#### Task statement
Only a number is wanted: how many lines in these records contain the word "were"?

#### Records for this exercise

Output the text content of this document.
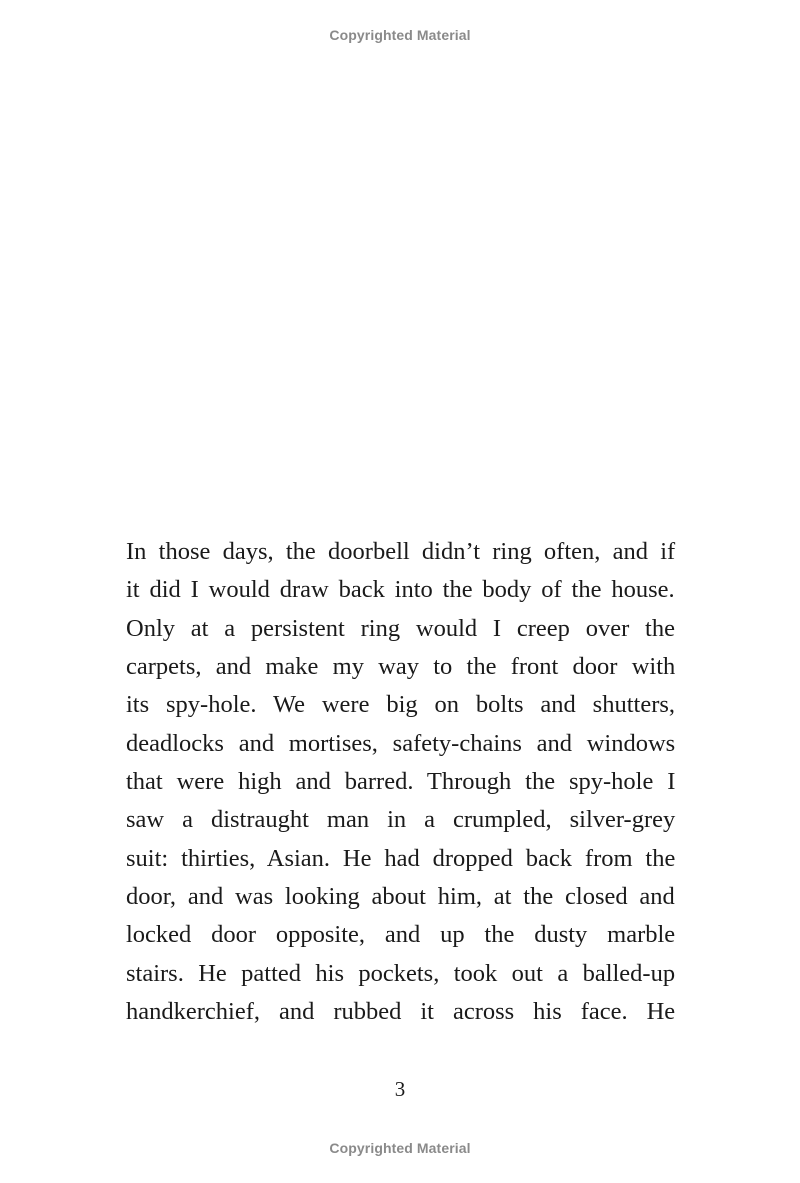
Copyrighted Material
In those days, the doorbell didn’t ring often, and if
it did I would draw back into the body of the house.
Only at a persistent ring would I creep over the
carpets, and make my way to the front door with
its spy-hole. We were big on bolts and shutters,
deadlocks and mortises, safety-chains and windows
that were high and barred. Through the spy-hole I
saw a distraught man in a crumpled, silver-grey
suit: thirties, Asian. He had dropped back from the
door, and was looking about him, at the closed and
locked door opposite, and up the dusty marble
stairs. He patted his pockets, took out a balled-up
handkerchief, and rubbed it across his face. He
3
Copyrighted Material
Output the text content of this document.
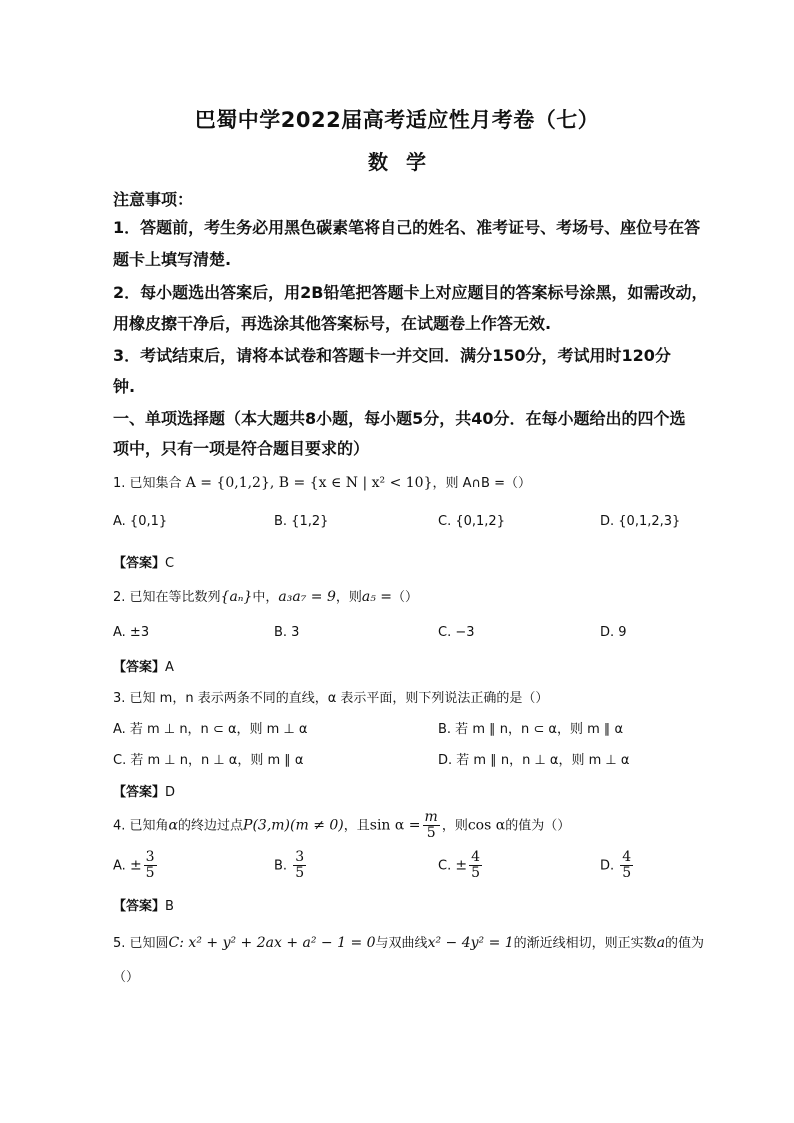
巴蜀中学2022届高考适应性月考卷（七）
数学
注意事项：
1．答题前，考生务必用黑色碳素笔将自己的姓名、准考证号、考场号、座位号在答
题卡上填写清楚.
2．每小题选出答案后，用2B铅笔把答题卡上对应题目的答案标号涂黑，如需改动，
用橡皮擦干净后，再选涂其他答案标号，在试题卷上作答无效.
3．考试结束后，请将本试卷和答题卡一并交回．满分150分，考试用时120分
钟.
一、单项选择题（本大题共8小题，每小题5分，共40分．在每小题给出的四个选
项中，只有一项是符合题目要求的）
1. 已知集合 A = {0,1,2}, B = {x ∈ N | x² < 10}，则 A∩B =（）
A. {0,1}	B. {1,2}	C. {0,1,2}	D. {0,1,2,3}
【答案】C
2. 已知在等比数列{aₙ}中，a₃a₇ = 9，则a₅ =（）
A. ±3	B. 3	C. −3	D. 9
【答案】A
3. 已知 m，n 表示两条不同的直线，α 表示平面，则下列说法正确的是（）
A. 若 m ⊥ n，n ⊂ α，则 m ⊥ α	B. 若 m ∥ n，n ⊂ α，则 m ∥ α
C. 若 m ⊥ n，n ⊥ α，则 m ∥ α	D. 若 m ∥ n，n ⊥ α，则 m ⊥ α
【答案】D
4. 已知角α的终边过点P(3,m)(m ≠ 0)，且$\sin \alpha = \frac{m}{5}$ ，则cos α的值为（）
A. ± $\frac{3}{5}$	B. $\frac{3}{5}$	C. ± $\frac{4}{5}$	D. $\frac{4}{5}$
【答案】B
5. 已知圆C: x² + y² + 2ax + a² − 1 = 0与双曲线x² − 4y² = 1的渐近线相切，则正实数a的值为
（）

#### Written answer
2